**Instrucción escrita 1**
En las entradas, desde la línea que contiene "npsn-label: NPSN — [46, 46, 75, 59]" hasta la línea que contiene "question-number-23[interactable]: 23 —", ambas incluidas, sustituye "doc-status" por "document-status". Escribe de nuevo solo esas líneas, sin ningún otro cambio.

REPORTAJE

Tom Sharpe, el tipo decente que escribía cosas indecentes

La biografía 'Fragmentos de inexistencia' despeja las últimas sombras en la vida de uno de los humoristas ingleses más amargos y sarcásticos

El escritor Tom Sharpe

El escritor Tom Sharpe / Juan Ramón Iborra

Pocas veces se puede tener el convencimiento de haber llegado por fin a tu lugar en el mundo. Hay quien jamás lo consigue. La experiencia de Tom Sharpe (Holloway, Londres, 1928-Llafranc, 2013) fue así: asistió a un congreso literario en Barcelona y en la agencia de Carmen Balcells, previa consulta al editor Miquel Alzueta, le propusieron ir a comer al hotel Llevant en Llafranc, en la Costa Brava, un negocio muy cuidado, sin pretensiones y familiar. Frente a un mar luminoso y en calma, el autor superventas que ha provocado tantas carcajadas, tuvo una epifanía. Había encontrado lo que buscaba.

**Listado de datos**
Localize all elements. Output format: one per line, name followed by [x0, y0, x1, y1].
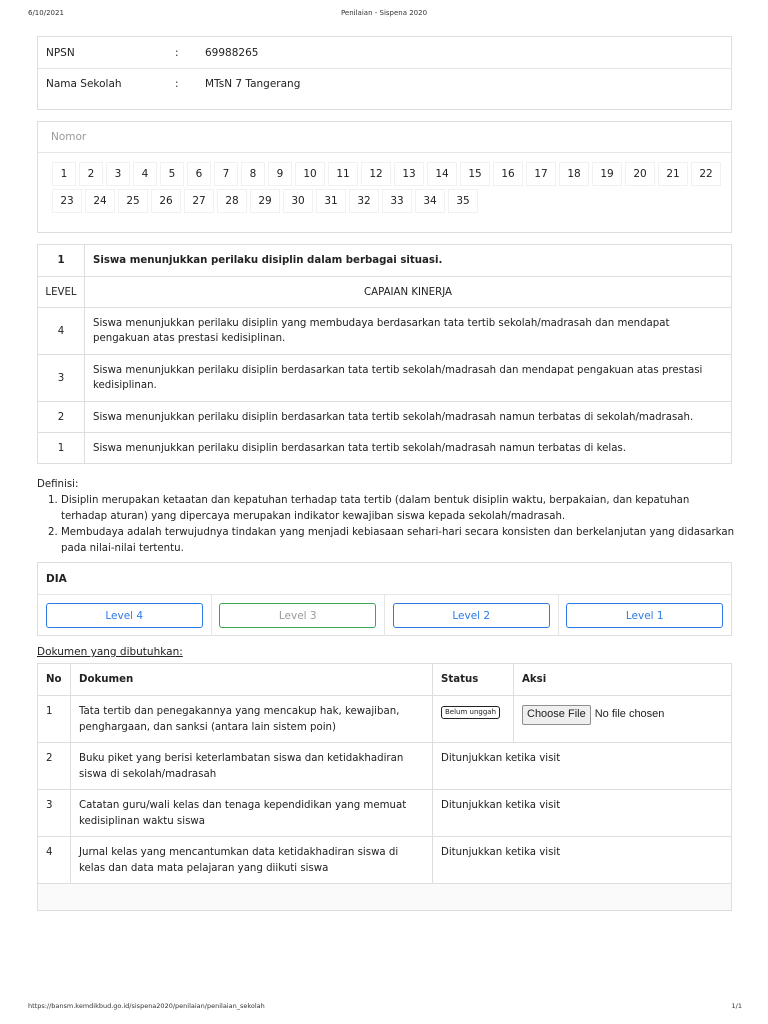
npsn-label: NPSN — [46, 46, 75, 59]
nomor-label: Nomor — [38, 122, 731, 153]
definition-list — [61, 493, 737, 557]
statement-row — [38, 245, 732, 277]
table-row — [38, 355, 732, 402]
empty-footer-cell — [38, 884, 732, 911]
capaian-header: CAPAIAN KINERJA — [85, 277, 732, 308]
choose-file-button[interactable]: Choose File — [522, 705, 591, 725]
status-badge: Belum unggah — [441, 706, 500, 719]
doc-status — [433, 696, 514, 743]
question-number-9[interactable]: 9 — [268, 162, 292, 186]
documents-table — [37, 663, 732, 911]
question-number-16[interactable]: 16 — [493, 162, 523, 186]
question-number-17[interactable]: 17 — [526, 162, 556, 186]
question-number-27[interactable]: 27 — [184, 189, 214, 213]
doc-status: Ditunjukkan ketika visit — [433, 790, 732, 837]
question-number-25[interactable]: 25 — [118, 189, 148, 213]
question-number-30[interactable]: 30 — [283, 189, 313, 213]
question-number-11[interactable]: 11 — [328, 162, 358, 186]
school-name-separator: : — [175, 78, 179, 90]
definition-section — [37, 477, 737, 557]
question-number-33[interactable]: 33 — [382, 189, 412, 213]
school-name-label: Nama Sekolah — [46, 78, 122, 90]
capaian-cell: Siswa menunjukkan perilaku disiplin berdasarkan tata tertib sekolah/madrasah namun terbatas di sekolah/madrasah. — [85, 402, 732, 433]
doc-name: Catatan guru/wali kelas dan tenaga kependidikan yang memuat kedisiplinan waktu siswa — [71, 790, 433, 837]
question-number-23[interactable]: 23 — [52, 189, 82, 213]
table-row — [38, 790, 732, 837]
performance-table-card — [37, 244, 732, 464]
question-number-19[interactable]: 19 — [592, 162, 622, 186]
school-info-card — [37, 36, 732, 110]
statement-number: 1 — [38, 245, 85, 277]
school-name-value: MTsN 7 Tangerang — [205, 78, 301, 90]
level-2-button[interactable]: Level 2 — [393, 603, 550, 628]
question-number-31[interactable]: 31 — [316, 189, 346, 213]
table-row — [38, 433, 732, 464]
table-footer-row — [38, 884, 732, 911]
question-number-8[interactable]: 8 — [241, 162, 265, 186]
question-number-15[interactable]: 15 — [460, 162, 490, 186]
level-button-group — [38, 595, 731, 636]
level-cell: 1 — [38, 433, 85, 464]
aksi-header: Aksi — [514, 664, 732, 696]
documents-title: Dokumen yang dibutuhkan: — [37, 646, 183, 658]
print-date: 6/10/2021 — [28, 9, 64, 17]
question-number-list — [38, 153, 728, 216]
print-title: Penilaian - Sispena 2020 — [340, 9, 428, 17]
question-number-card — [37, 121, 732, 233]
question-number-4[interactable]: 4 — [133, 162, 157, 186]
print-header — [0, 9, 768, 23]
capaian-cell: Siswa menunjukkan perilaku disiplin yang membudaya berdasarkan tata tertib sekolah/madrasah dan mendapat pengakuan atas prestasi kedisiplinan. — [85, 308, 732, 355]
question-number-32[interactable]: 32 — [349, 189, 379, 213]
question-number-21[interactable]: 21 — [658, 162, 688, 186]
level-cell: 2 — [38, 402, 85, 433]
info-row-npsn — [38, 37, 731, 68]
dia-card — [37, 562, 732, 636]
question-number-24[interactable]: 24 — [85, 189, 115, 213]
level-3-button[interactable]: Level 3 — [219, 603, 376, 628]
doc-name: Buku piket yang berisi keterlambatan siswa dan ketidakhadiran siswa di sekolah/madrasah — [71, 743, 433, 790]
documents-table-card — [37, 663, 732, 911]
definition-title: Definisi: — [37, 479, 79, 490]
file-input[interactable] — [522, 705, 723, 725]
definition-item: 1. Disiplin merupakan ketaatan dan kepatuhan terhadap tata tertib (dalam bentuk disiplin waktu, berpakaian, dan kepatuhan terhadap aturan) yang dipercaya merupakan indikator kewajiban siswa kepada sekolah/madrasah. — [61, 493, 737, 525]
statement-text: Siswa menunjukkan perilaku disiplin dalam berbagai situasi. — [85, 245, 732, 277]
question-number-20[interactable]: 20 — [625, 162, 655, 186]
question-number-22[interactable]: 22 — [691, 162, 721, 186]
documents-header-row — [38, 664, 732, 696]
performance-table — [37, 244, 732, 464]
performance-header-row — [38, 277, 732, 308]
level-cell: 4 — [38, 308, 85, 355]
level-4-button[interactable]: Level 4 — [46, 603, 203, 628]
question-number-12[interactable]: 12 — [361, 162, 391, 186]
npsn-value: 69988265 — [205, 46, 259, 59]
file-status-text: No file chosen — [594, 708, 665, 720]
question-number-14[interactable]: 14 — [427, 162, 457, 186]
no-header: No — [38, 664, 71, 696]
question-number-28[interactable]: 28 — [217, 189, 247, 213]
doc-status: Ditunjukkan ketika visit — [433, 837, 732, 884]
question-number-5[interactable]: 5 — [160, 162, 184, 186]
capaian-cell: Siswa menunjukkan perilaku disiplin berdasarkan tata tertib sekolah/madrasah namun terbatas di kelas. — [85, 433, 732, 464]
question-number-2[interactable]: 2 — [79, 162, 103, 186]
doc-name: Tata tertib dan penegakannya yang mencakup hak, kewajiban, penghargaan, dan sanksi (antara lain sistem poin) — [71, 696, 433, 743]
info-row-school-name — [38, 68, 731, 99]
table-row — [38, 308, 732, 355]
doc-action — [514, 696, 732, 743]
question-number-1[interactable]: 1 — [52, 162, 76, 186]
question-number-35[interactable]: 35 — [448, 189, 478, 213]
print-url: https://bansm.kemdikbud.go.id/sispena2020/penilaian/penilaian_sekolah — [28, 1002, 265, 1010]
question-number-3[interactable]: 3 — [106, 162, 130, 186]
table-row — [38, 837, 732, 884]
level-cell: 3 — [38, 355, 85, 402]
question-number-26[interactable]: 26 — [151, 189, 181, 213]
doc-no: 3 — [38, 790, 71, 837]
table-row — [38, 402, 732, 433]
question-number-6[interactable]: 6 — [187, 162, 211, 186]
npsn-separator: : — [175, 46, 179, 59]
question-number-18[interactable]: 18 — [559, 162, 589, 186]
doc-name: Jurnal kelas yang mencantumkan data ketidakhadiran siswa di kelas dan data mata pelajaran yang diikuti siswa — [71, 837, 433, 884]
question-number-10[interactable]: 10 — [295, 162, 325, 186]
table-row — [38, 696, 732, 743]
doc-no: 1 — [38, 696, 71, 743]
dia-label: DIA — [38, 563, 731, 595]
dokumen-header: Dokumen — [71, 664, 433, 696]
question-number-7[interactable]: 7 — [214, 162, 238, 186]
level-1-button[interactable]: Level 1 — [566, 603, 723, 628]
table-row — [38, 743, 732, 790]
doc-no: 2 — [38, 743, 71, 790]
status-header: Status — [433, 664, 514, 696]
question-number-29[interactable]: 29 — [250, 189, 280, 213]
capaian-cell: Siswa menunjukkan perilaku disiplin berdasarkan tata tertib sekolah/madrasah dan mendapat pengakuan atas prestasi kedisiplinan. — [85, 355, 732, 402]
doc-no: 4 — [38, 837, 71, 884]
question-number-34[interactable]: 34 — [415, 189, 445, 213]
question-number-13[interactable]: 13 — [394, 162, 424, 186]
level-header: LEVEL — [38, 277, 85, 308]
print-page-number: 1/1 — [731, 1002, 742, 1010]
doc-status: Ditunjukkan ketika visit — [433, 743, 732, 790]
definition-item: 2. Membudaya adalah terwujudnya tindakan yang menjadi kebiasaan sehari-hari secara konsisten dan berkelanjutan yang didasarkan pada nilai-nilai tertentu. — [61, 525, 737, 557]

**Instrucción escrita 2**
Reproduce tal cual el fragmento del texto sobre Tom Sharpe que va desde "Tom Sharpe, el" hasta "lo que buscaba.", ambos incluidos.

**Respuesta completa 1**
npsn-label: NPSN — [46, 46, 75, 59]
nomor-label: Nomor — [38, 122, 731, 153]
definition-list — [61, 493, 737, 557]
statement-row — [38, 245, 732, 277]
table-row — [38, 355, 732, 402]
empty-footer-cell — [38, 884, 732, 911]
capaian-header: CAPAIAN KINERJA — [85, 277, 732, 308]
choose-file-button[interactable]: Choose File — [522, 705, 591, 725]
status-badge: Belum unggah — [441, 706, 500, 719]
document-status — [433, 696, 514, 743]
question-number-9[interactable]: 9 — [268, 162, 292, 186]
documents-table — [37, 663, 732, 911]
question-number-16[interactable]: 16 — [493, 162, 523, 186]
question-number-17[interactable]: 17 — [526, 162, 556, 186]
question-number-27[interactable]: 27 — [184, 189, 214, 213]
document-status: Ditunjukkan ketika visit — [433, 790, 732, 837]
question-number-25[interactable]: 25 — [118, 189, 148, 213]
question-number-30[interactable]: 30 — [283, 189, 313, 213]
question-number-11[interactable]: 11 — [328, 162, 358, 186]
school-name-separator: : — [175, 78, 179, 90]
definition-section — [37, 477, 737, 557]
question-number-33[interactable]: 33 — [382, 189, 412, 213]
school-name-label: Nama Sekolah — [46, 78, 122, 90]
capaian-cell: Siswa menunjukkan perilaku disiplin berdasarkan tata tertib sekolah/madrasah namun terbatas di sekolah/madrasah. — [85, 402, 732, 433]
doc-name: Catatan guru/wali kelas dan tenaga kependidikan yang memuat kedisiplinan waktu siswa — [71, 790, 433, 837]
question-number-23[interactable]: 23 — [52, 189, 82, 213]

**Respuesta completa 2**
Tom Sharpe, el tipo decente que escribía cosas indecentes

La biografía 'Fragmentos de inexistencia' despeja las últimas sombras en la vida de uno de los humoristas ingleses más amargos y sarcásticos

El escritor Tom Sharpe

El escritor Tom Sharpe / Juan Ramón Iborra

Pocas veces se puede tener el convencimiento de haber llegado por fin a tu lugar en el mundo. Hay quien jamás lo consigue. La experiencia de Tom Sharpe (Holloway, Londres, 1928-Llafranc, 2013) fue así: asistió a un congreso literario en Barcelona y en la agencia de Carmen Balcells, previa consulta al editor Miquel Alzueta, le propusieron ir a comer al hotel Llevant en Llafranc, en la Costa Brava, un negocio muy cuidado, sin pretensiones y familiar. Frente a un mar luminoso y en calma, el autor superventas que ha provocado tantas carcajadas, tuvo una epifanía. Había encontrado lo que buscaba.